[TASK GOAL]
From the listing below, extract each line containing the string "vaihteluväli".

[DATA RECORDS]
+++
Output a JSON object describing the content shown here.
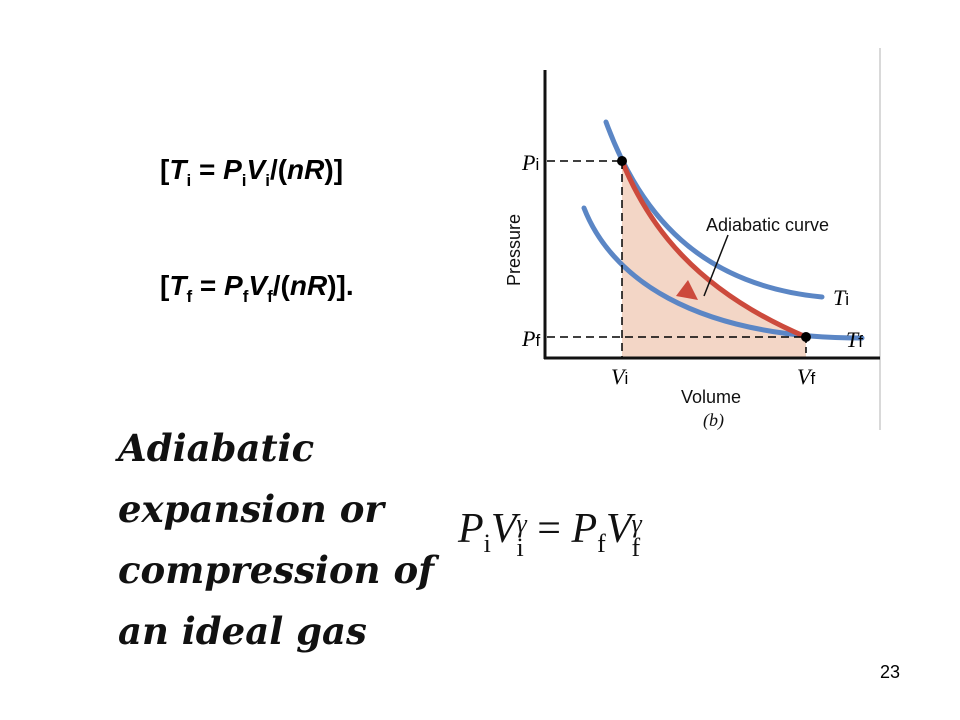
{
  "equations": {
    "ti": {
      "open": "[",
      "T": "T",
      "i": "i",
      "eq": " = ",
      "P": "P",
      "V": "V",
      "tail": "/(",
      "nR": "nR",
      "close": ")]"
    },
    "tf": {
      "open": "[",
      "T": "T",
      "f": "f",
      "eq": " = ",
      "P": "P",
      "V": "V",
      "tail": "/(",
      "nR": "nR",
      "close": ")]."
    }
  },
  "diagram": {
    "p_label": "P",
    "v_label": "V",
    "t_label": "T",
    "sub_i": "i",
    "sub_f": "f",
    "y_axis_label": "Pressure",
    "x_axis_label": "Volume",
    "panel_label": "(b)",
    "curve_label": "Adiabatic curve",
    "colors": {
      "isotherm": "#5b86c5",
      "adiabat": "#cc4a3c",
      "work_area": "#f3d6c6"
    }
  },
  "caption": {
    "line1": "Adiabatic",
    "line2": "expansion or",
    "line3": "compression of",
    "line4": "an ideal gas"
  },
  "relation": {
    "P": "P",
    "V": "V",
    "gamma": "γ",
    "i": "i",
    "f": "f",
    "equals": " = "
  },
  "page_number": "23"
}
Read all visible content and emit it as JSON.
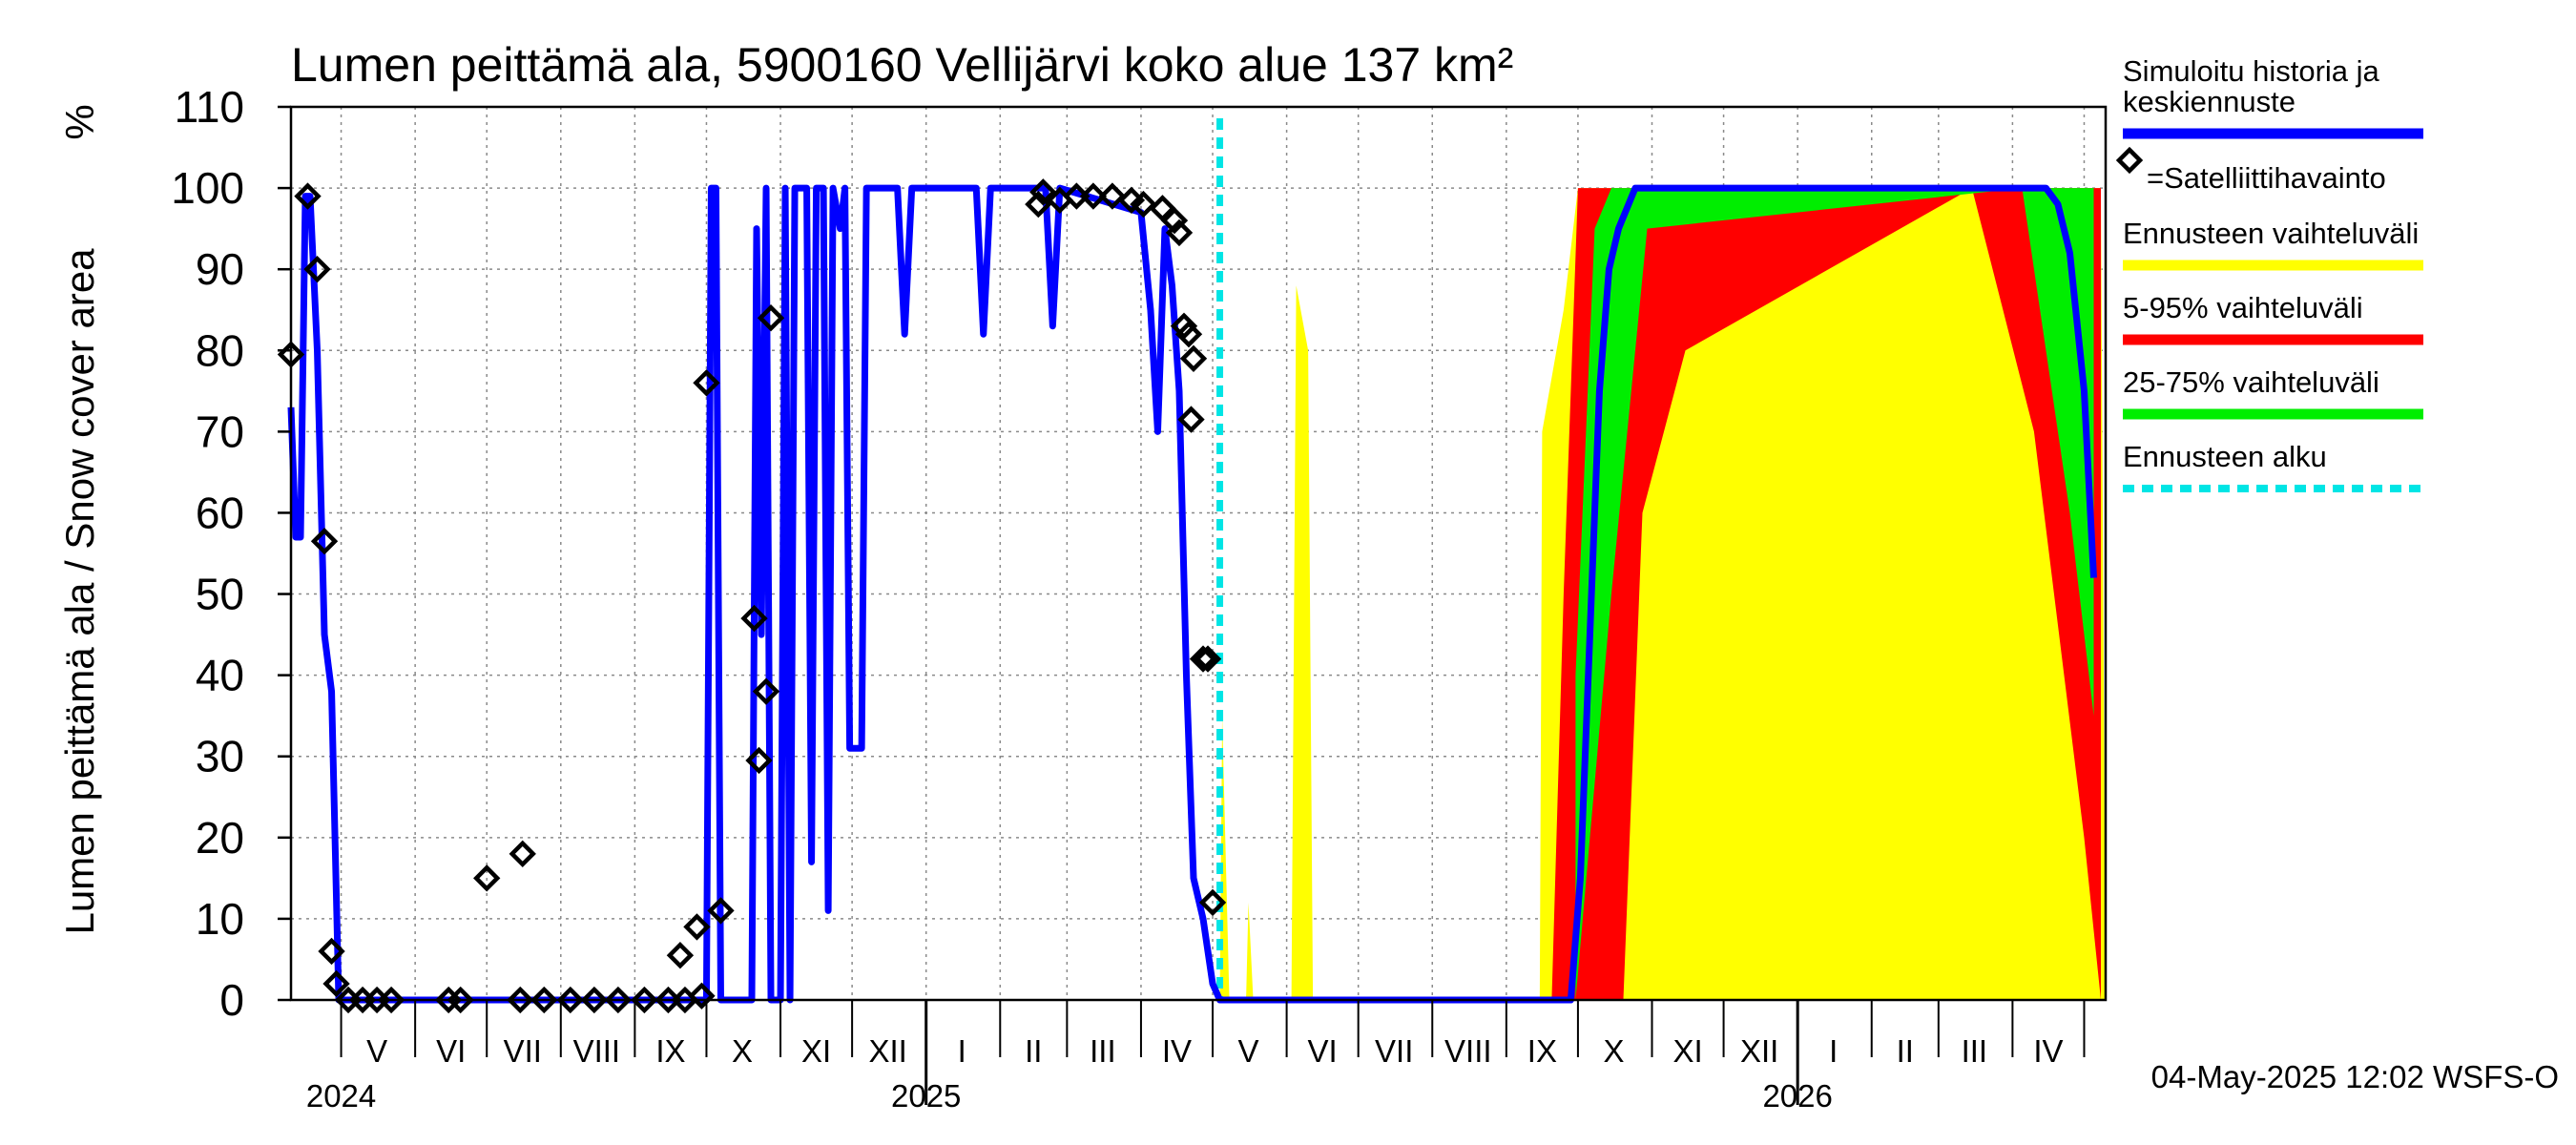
{
  "chart_data": {
    "type": "area",
    "title": "Lumen peittämä ala, 5900160 Vellijärvi koko alue 137 km²",
    "ylabel": "Lumen peittämä ala / Snow cover area",
    "yunit": "%",
    "ylim": [
      0,
      110
    ],
    "yticks": [
      0,
      10,
      20,
      30,
      40,
      50,
      60,
      70,
      80,
      90,
      100,
      110
    ],
    "xlim": [
      "2024-04-10",
      "2026-05-10"
    ],
    "grid": true,
    "legend_placement": "right",
    "footer": "04-May-2025 12:02 WSFS-O",
    "forecast_start": "2025-05-04",
    "month_labels": [
      {
        "label": "V",
        "date": "2024-05-16"
      },
      {
        "label": "VI",
        "date": "2024-06-16"
      },
      {
        "label": "VII",
        "date": "2024-07-16"
      },
      {
        "label": "VIII",
        "date": "2024-08-16"
      },
      {
        "label": "IX",
        "date": "2024-09-16"
      },
      {
        "label": "X",
        "date": "2024-10-16"
      },
      {
        "label": "XI",
        "date": "2024-11-16"
      },
      {
        "label": "XII",
        "date": "2024-12-16"
      },
      {
        "label": "I",
        "date": "2025-01-16"
      },
      {
        "label": "II",
        "date": "2025-02-15"
      },
      {
        "label": "III",
        "date": "2025-03-16"
      },
      {
        "label": "IV",
        "date": "2025-04-16"
      },
      {
        "label": "V",
        "date": "2025-05-16"
      },
      {
        "label": "VI",
        "date": "2025-06-16"
      },
      {
        "label": "VII",
        "date": "2025-07-16"
      },
      {
        "label": "VIII",
        "date": "2025-08-16"
      },
      {
        "label": "IX",
        "date": "2025-09-16"
      },
      {
        "label": "X",
        "date": "2025-10-16"
      },
      {
        "label": "XI",
        "date": "2025-11-16"
      },
      {
        "label": "XII",
        "date": "2025-12-16"
      },
      {
        "label": "I",
        "date": "2026-01-16"
      },
      {
        "label": "II",
        "date": "2026-02-15"
      },
      {
        "label": "III",
        "date": "2026-03-16"
      },
      {
        "label": "IV",
        "date": "2026-04-16"
      }
    ],
    "year_labels": [
      {
        "label": "2024",
        "date": "2024-05-01"
      },
      {
        "label": "2025",
        "date": "2025-01-01"
      },
      {
        "label": "2026",
        "date": "2026-01-01"
      }
    ],
    "legend": [
      {
        "label": "Simuloitu historia ja keskiennuste",
        "lines": [
          "Simuloitu historia ja",
          "keskiennuste"
        ],
        "color": "#0000ff",
        "style": "solid"
      },
      {
        "label": "=Satelliittihavainto",
        "lines": [
          "=Satelliittihavainto"
        ],
        "color": "#000000",
        "style": "diamond"
      },
      {
        "label": "Ennusteen vaihteluväli",
        "lines": [
          "Ennusteen vaihteluväli"
        ],
        "color": "#ffff00",
        "style": "solid"
      },
      {
        "label": "5-95% vaihteluväli",
        "lines": [
          "5-95% vaihteluväli"
        ],
        "color": "#ff0000",
        "style": "solid"
      },
      {
        "label": "25-75% vaihteluväli",
        "lines": [
          "25-75% vaihteluväli"
        ],
        "color": "#00ee00",
        "style": "solid"
      },
      {
        "label": "Ennusteen alku",
        "lines": [
          "Ennusteen alku"
        ],
        "color": "#00e5e5",
        "style": "dashed"
      }
    ],
    "series": [
      {
        "name": "Simuloitu historia ja keskiennuste",
        "color": "#0000ff",
        "points": [
          [
            "2024-04-10",
            73
          ],
          [
            "2024-04-12",
            57
          ],
          [
            "2024-04-14",
            57
          ],
          [
            "2024-04-16",
            99
          ],
          [
            "2024-04-18",
            99
          ],
          [
            "2024-04-21",
            80
          ],
          [
            "2024-04-24",
            45
          ],
          [
            "2024-04-27",
            38
          ],
          [
            "2024-04-30",
            0
          ],
          [
            "2024-10-01",
            0
          ],
          [
            "2024-10-03",
            100
          ],
          [
            "2024-10-05",
            100
          ],
          [
            "2024-10-07",
            0
          ],
          [
            "2024-10-20",
            0
          ],
          [
            "2024-10-22",
            95
          ],
          [
            "2024-10-24",
            45
          ],
          [
            "2024-10-26",
            100
          ],
          [
            "2024-10-28",
            0
          ],
          [
            "2024-11-01",
            0
          ],
          [
            "2024-11-03",
            100
          ],
          [
            "2024-11-05",
            0
          ],
          [
            "2024-11-07",
            100
          ],
          [
            "2024-11-09",
            100
          ],
          [
            "2024-11-12",
            100
          ],
          [
            "2024-11-14",
            17
          ],
          [
            "2024-11-16",
            100
          ],
          [
            "2024-11-19",
            100
          ],
          [
            "2024-11-21",
            11
          ],
          [
            "2024-11-23",
            100
          ],
          [
            "2024-11-26",
            95
          ],
          [
            "2024-11-28",
            100
          ],
          [
            "2024-11-30",
            31
          ],
          [
            "2024-12-05",
            31
          ],
          [
            "2024-12-07",
            100
          ],
          [
            "2024-12-20",
            100
          ],
          [
            "2024-12-23",
            82
          ],
          [
            "2024-12-26",
            100
          ],
          [
            "2025-01-22",
            100
          ],
          [
            "2025-01-25",
            82
          ],
          [
            "2025-01-28",
            100
          ],
          [
            "2025-02-20",
            100
          ],
          [
            "2025-02-23",
            83
          ],
          [
            "2025-02-26",
            100
          ],
          [
            "2025-04-01",
            97
          ],
          [
            "2025-04-05",
            85
          ],
          [
            "2025-04-08",
            70
          ],
          [
            "2025-04-11",
            95
          ],
          [
            "2025-04-14",
            88
          ],
          [
            "2025-04-17",
            75
          ],
          [
            "2025-04-20",
            40
          ],
          [
            "2025-04-23",
            15
          ],
          [
            "2025-04-27",
            10
          ],
          [
            "2025-05-01",
            2
          ],
          [
            "2025-05-04",
            0
          ],
          [
            "2025-09-28",
            0
          ],
          [
            "2025-10-02",
            15
          ],
          [
            "2025-10-06",
            45
          ],
          [
            "2025-10-10",
            75
          ],
          [
            "2025-10-14",
            90
          ],
          [
            "2025-10-18",
            95
          ],
          [
            "2025-10-25",
            100
          ],
          [
            "2026-04-15",
            100
          ],
          [
            "2026-04-20",
            98
          ],
          [
            "2026-04-25",
            92
          ],
          [
            "2026-05-01",
            75
          ],
          [
            "2026-05-05",
            52
          ]
        ]
      },
      {
        "name": "=Satelliittihavainto",
        "type": "scatter",
        "points": [
          [
            "2024-04-10",
            79.5
          ],
          [
            "2024-04-17",
            99
          ],
          [
            "2024-04-21",
            90
          ],
          [
            "2024-04-24",
            56.5
          ],
          [
            "2024-04-27",
            6
          ],
          [
            "2024-04-29",
            2
          ],
          [
            "2024-05-04",
            0
          ],
          [
            "2024-05-10",
            0
          ],
          [
            "2024-05-16",
            0
          ],
          [
            "2024-05-22",
            0
          ],
          [
            "2024-06-15",
            0
          ],
          [
            "2024-06-20",
            0
          ],
          [
            "2024-07-01",
            15
          ],
          [
            "2024-07-15",
            0
          ],
          [
            "2024-07-16",
            18
          ],
          [
            "2024-07-25",
            0
          ],
          [
            "2024-08-05",
            0
          ],
          [
            "2024-08-15",
            0
          ],
          [
            "2024-08-25",
            0
          ],
          [
            "2024-09-05",
            0
          ],
          [
            "2024-09-15",
            0
          ],
          [
            "2024-09-22",
            0
          ],
          [
            "2024-09-20",
            5.5
          ],
          [
            "2024-09-27",
            9
          ],
          [
            "2024-09-29",
            0.5
          ],
          [
            "2024-10-01",
            76
          ],
          [
            "2024-10-07",
            11
          ],
          [
            "2024-10-21",
            47
          ],
          [
            "2024-10-23",
            29.5
          ],
          [
            "2024-10-26",
            38
          ],
          [
            "2024-10-28",
            84
          ],
          [
            "2025-02-17",
            98
          ],
          [
            "2025-02-19",
            99.5
          ],
          [
            "2025-02-26",
            98.5
          ],
          [
            "2025-03-05",
            99
          ],
          [
            "2025-03-12",
            99
          ],
          [
            "2025-03-20",
            99
          ],
          [
            "2025-03-28",
            98.5
          ],
          [
            "2025-04-02",
            98
          ],
          [
            "2025-04-10",
            97.5
          ],
          [
            "2025-04-15",
            96
          ],
          [
            "2025-04-17",
            94.5
          ],
          [
            "2025-04-19",
            83
          ],
          [
            "2025-04-21",
            82
          ],
          [
            "2025-04-22",
            71.5
          ],
          [
            "2025-04-23",
            79
          ],
          [
            "2025-04-27",
            42
          ],
          [
            "2025-04-29",
            42
          ],
          [
            "2025-05-01",
            12
          ]
        ]
      },
      {
        "name": "Ennusteen vaihteluväli",
        "type": "band",
        "color": "#ffff00",
        "lower": [
          [
            "2025-09-15",
            0
          ],
          [
            "2025-10-25",
            0
          ],
          [
            "2026-03-01",
            0
          ],
          [
            "2026-05-10",
            0
          ]
        ],
        "upper": [
          [
            "2025-05-04",
            0
          ],
          [
            "2025-05-05",
            35
          ],
          [
            "2025-05-08",
            0
          ],
          [
            "2025-05-15",
            0
          ],
          [
            "2025-05-16",
            12
          ],
          [
            "2025-05-18",
            0
          ],
          [
            "2025-06-03",
            0
          ],
          [
            "2025-06-05",
            88
          ],
          [
            "2025-06-10",
            80
          ],
          [
            "2025-06-12",
            0
          ],
          [
            "2025-09-15",
            0
          ],
          [
            "2025-09-16",
            70
          ],
          [
            "2025-09-25",
            85
          ],
          [
            "2025-10-01",
            100
          ],
          [
            "2026-05-08",
            100
          ],
          [
            "2026-05-10",
            0
          ]
        ]
      },
      {
        "name": "5-95% vaihteluväli",
        "type": "band",
        "color": "#ff0000",
        "lower": [
          [
            "2025-10-20",
            0
          ],
          [
            "2025-10-28",
            60
          ],
          [
            "2025-11-15",
            80
          ],
          [
            "2026-03-15",
            100
          ],
          [
            "2026-04-10",
            70
          ],
          [
            "2026-05-01",
            20
          ],
          [
            "2026-05-08",
            0
          ]
        ],
        "upper": [
          [
            "2025-09-20",
            0
          ],
          [
            "2025-09-25",
            50
          ],
          [
            "2025-10-01",
            100
          ],
          [
            "2026-05-08",
            100
          ]
        ]
      },
      {
        "name": "25-75% vaihteluväli",
        "type": "band",
        "color": "#00ee00",
        "lower": [
          [
            "2025-09-30",
            0
          ],
          [
            "2025-10-15",
            50
          ],
          [
            "2025-10-30",
            95
          ],
          [
            "2026-04-05",
            100
          ],
          [
            "2026-04-25",
            60
          ],
          [
            "2026-05-05",
            35
          ]
        ],
        "upper": [
          [
            "2025-09-30",
            40
          ],
          [
            "2025-10-08",
            95
          ],
          [
            "2025-10-15",
            100
          ],
          [
            "2026-05-05",
            100
          ]
        ]
      }
    ]
  }
}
+++
[RESULT OF THE TASK]
        "label": "Ennusteen vaihteluväli",
          "Ennusteen vaihteluväli"
        "label": "5-95% vaihteluväli",
          "5-95% vaihteluväli"
        "label": "25-75% vaihteluväli",
          "25-75% vaihteluväli"
        "name": "Ennusteen vaihteluväli",
        "name": "5-95% vaihteluväli",
        "name": "25-75% vaihteluväli",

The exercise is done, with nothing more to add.